Exercise brief: You are to retype all of the data exactly as it appears.

[Records that describe figures]
* Begin *

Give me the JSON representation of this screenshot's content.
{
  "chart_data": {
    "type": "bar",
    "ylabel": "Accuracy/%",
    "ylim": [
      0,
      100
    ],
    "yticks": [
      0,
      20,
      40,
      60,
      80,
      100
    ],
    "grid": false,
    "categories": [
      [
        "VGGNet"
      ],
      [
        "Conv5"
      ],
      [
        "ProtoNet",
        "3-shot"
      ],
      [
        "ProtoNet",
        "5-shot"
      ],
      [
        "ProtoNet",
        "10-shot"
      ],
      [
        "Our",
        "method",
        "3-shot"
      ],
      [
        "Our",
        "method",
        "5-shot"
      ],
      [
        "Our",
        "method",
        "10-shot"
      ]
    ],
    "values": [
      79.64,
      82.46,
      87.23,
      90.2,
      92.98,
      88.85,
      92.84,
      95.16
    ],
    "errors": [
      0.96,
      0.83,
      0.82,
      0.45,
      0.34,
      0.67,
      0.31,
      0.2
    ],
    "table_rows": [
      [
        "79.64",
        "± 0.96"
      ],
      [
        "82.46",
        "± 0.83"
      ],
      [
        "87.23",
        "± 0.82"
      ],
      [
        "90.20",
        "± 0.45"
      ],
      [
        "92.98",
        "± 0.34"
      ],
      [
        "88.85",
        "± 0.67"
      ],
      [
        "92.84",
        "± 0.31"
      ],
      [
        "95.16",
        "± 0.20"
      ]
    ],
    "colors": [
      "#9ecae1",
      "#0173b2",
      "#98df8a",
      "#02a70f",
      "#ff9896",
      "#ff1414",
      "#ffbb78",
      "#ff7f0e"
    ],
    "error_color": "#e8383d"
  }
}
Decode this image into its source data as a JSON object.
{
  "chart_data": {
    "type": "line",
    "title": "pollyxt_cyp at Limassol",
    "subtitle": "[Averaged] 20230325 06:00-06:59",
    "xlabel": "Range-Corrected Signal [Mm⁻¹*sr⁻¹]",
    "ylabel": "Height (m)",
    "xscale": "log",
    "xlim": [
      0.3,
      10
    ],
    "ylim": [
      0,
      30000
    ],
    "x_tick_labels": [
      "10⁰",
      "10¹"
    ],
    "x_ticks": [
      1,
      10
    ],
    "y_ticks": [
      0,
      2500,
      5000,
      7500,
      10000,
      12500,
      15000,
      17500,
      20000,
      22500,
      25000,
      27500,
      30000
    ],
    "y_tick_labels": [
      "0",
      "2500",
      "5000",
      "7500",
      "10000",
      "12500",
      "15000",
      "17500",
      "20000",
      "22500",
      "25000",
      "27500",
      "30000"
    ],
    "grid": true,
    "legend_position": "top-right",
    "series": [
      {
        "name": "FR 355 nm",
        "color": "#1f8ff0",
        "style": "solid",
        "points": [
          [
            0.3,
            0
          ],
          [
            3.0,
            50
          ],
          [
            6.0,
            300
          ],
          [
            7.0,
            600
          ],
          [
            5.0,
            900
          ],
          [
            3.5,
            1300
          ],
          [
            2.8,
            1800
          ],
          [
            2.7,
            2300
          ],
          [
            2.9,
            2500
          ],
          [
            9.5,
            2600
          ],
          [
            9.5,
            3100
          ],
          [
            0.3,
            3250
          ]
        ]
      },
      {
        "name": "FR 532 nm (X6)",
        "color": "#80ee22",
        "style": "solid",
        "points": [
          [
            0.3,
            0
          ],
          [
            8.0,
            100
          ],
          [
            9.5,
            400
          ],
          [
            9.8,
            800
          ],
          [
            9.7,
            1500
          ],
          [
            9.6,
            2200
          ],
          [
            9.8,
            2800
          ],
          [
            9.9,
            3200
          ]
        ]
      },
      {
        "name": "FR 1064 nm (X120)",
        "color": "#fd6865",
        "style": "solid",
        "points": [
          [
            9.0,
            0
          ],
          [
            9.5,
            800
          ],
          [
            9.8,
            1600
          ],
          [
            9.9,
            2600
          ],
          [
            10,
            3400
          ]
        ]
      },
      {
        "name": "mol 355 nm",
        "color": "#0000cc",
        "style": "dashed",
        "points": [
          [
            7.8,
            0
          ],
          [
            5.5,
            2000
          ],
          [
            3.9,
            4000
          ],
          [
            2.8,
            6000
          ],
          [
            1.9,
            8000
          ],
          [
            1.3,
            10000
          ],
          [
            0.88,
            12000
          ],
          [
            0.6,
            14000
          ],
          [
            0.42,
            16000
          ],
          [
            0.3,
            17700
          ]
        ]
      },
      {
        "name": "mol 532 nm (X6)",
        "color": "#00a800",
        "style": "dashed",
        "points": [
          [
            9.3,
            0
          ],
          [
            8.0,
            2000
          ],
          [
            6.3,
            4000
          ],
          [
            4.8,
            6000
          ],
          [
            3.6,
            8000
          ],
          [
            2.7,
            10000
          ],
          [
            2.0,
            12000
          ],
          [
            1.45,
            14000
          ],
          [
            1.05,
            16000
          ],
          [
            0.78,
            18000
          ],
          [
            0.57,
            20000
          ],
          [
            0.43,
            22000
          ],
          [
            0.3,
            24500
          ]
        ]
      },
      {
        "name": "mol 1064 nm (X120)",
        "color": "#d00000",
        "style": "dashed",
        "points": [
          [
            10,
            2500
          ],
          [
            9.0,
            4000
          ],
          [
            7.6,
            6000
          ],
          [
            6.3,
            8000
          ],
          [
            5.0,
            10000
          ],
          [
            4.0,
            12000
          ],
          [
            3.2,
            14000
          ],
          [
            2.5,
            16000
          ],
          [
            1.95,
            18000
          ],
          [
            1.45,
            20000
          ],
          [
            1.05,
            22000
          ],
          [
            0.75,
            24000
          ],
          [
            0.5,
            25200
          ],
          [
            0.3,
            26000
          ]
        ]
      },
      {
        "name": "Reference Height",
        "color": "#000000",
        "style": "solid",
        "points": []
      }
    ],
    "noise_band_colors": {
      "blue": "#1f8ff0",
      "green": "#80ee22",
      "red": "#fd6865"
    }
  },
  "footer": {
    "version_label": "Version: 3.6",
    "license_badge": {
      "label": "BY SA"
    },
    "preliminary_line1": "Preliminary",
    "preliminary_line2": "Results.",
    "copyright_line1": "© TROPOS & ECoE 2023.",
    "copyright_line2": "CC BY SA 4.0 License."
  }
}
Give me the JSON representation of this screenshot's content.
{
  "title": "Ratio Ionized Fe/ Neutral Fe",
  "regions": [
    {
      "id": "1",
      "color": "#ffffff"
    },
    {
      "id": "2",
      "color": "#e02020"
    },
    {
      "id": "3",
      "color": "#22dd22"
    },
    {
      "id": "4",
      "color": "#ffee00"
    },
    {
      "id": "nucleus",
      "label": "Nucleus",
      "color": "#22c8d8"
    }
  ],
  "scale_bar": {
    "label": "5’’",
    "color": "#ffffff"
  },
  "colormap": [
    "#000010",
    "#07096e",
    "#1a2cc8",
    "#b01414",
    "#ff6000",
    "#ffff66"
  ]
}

* End *

Result for this task:
Give me the JSON representation of this screenshot's content.
{
  "chart_data": {
    "type": "bar",
    "ylabel": "Accuracy/%",
    "ylim": [
      0,
      100
    ],
    "yticks": [
      0,
      20,
      40,
      60,
      80,
      100
    ],
    "grid": false,
    "categories": [
      [
        "VGGNet"
      ],
      [
        "Conv5"
      ],
      [
        "ProtoNet",
        "3-shot"
      ],
      [
        "ProtoNet",
        "5-shot"
      ],
      [
        "ProtoNet",
        "10-shot"
      ],
      [
        "Our",
        "method",
        "3-shot"
      ],
      [
        "Our",
        "method",
        "5-shot"
      ],
      [
        "Our",
        "method",
        "10-shot"
      ]
    ],
    "values": [
      79.64,
      82.46,
      87.23,
      90.2,
      92.98,
      88.85,
      92.84,
      95.16
    ],
    "errors": [
      0.96,
      0.83,
      0.82,
      0.45,
      0.34,
      0.67,
      0.31,
      0.2
    ],
    "table_rows": [
      [
        "79.64",
        "± 0.96"
      ],
      [
        "82.46",
        "± 0.83"
      ],
      [
        "87.23",
        "± 0.82"
      ],
      [
        "90.20",
        "± 0.45"
      ],
      [
        "92.98",
        "± 0.34"
      ],
      [
        "88.85",
        "± 0.67"
      ],
      [
        "92.84",
        "± 0.31"
      ],
      [
        "95.16",
        "± 0.20"
      ]
    ],
    "colors": [
      "#9ecae1",
      "#0173b2",
      "#98df8a",
      "#02a70f",
      "#ff9896",
      "#ff1414",
      "#ffbb78",
      "#ff7f0e"
    ],
    "error_color": "#e8383d"
  }
}
Decode this image into its source data as a JSON object.
{
  "chart_data": {
    "type": "line",
    "title": "pollyxt_cyp at Limassol",
    "subtitle": "[Averaged] 20230325 06:00-06:59",
    "xlabel": "Range-Corrected Signal [Mm⁻¹*sr⁻¹]",
    "ylabel": "Height (m)",
    "xscale": "log",
    "xlim": [
      0.3,
      10
    ],
    "ylim": [
      0,
      30000
    ],
    "x_tick_labels": [
      "10⁰",
      "10¹"
    ],
    "x_ticks": [
      1,
      10
    ],
    "y_ticks": [
      0,
      2500,
      5000,
      7500,
      10000,
      12500,
      15000,
      17500,
      20000,
      22500,
      25000,
      27500,
      30000
    ],
    "y_tick_labels": [
      "0",
      "2500",
      "5000",
      "7500",
      "10000",
      "12500",
      "15000",
      "17500",
      "20000",
      "22500",
      "25000",
      "27500",
      "30000"
    ],
    "grid": true,
    "legend_position": "top-right",
    "series": [
      {
        "name": "FR 355 nm",
        "color": "#1f8ff0",
        "style": "solid",
        "points": [
          [
            0.3,
            0
          ],
          [
            3.0,
            50
          ],
          [
            6.0,
            300
          ],
          [
            7.0,
            600
          ],
          [
            5.0,
            900
          ],
          [
            3.5,
            1300
          ],
          [
            2.8,
            1800
          ],
          [
            2.7,
            2300
          ],
          [
            2.9,
            2500
          ],
          [
            9.5,
            2600
          ],
          [
            9.5,
            3100
          ],
          [
            0.3,
            3250
          ]
        ]
      },
      {
        "name": "FR 532 nm (X6)",
        "color": "#80ee22",
        "style": "solid",
        "points": [
          [
            0.3,
            0
          ],
          [
            8.0,
            100
          ],
          [
            9.5,
            400
          ],
          [
            9.8,
            800
          ],
          [
            9.7,
            1500
          ],
          [
            9.6,
            2200
          ],
          [
            9.8,
            2800
          ],
          [
            9.9,
            3200
          ]
        ]
      },
      {
        "name": "FR 1064 nm (X120)",
        "color": "#fd6865",
        "style": "solid",
        "points": [
          [
            9.0,
            0
          ],
          [
            9.5,
            800
          ],
          [
            9.8,
            1600
          ],
          [
            9.9,
            2600
          ],
          [
            10,
            3400
          ]
        ]
      },
      {
        "name": "mol 355 nm",
        "color": "#0000cc",
        "style": "dashed",
        "points": [
          [
            7.8,
            0
          ],
          [
            5.5,
            2000
          ],
          [
            3.9,
            4000
          ],
          [
            2.8,
            6000
          ],
          [
            1.9,
            8000
          ],
          [
            1.3,
            10000
          ],
          [
            0.88,
            12000
          ],
          [
            0.6,
            14000
          ],
          [
            0.42,
            16000
          ],
          [
            0.3,
            17700
          ]
        ]
      },
      {
        "name": "mol 532 nm (X6)",
        "color": "#00a800",
        "style": "dashed",
        "points": [
          [
            9.3,
            0
          ],
          [
            8.0,
            2000
          ],
          [
            6.3,
            4000
          ],
          [
            4.8,
            6000
          ],
          [
            3.6,
            8000
          ],
          [
            2.7,
            10000
          ],
          [
            2.0,
            12000
          ],
          [
            1.45,
            14000
          ],
          [
            1.05,
            16000
          ],
          [
            0.78,
            18000
          ],
          [
            0.57,
            20000
          ],
          [
            0.43,
            22000
          ],
          [
            0.3,
            24500
          ]
        ]
      },
      {
        "name": "mol 1064 nm (X120)",
        "color": "#d00000",
        "style": "dashed",
        "points": [
          [
            10,
            2500
          ],
          [
            9.0,
            4000
          ],
          [
            7.6,
            6000
          ],
          [
            6.3,
            8000
          ],
          [
            5.0,
            10000
          ],
          [
            4.0,
            12000
          ],
          [
            3.2,
            14000
          ],
          [
            2.5,
            16000
          ],
          [
            1.95,
            18000
          ],
          [
            1.45,
            20000
          ],
          [
            1.05,
            22000
          ],
          [
            0.75,
            24000
          ],
          [
            0.5,
            25200
          ],
          [
            0.3,
            26000
          ]
        ]
      },
      {
        "name": "Reference Height",
        "color": "#000000",
        "style": "solid",
        "points": []
      }
    ],
    "noise_band_colors": {
      "blue": "#1f8ff0",
      "green": "#80ee22",
      "red": "#fd6865"
    }
  },
  "footer": {
    "version_label": "Version: 3.6",
    "license_badge": {
      "label": "BY SA"
    },
    "preliminary_line1": "Preliminary",
    "preliminary_line2": "Results.",
    "copyright_line1": "© TROPOS & ECoE 2023.",
    "copyright_line2": "CC BY SA 4.0 License."
  }
}
Give me the JSON representation of this screenshot's content.
{
  "title": "Ratio Ionized Fe/ Neutral Fe",
  "regions": [
    {
      "id": "1",
      "color": "#ffffff"
    },
    {
      "id": "2",
      "color": "#e02020"
    },
    {
      "id": "3",
      "color": "#22dd22"
    },
    {
      "id": "4",
      "color": "#ffee00"
    },
    {
      "id": "nucleus",
      "label": "Nucleus",
      "color": "#22c8d8"
    }
  ],
  "scale_bar": {
    "label": "5’’",
    "color": "#ffffff"
  },
  "colormap": [
    "#000010",
    "#07096e",
    "#1a2cc8",
    "#b01414",
    "#ff6000",
    "#ffff66"
  ]
}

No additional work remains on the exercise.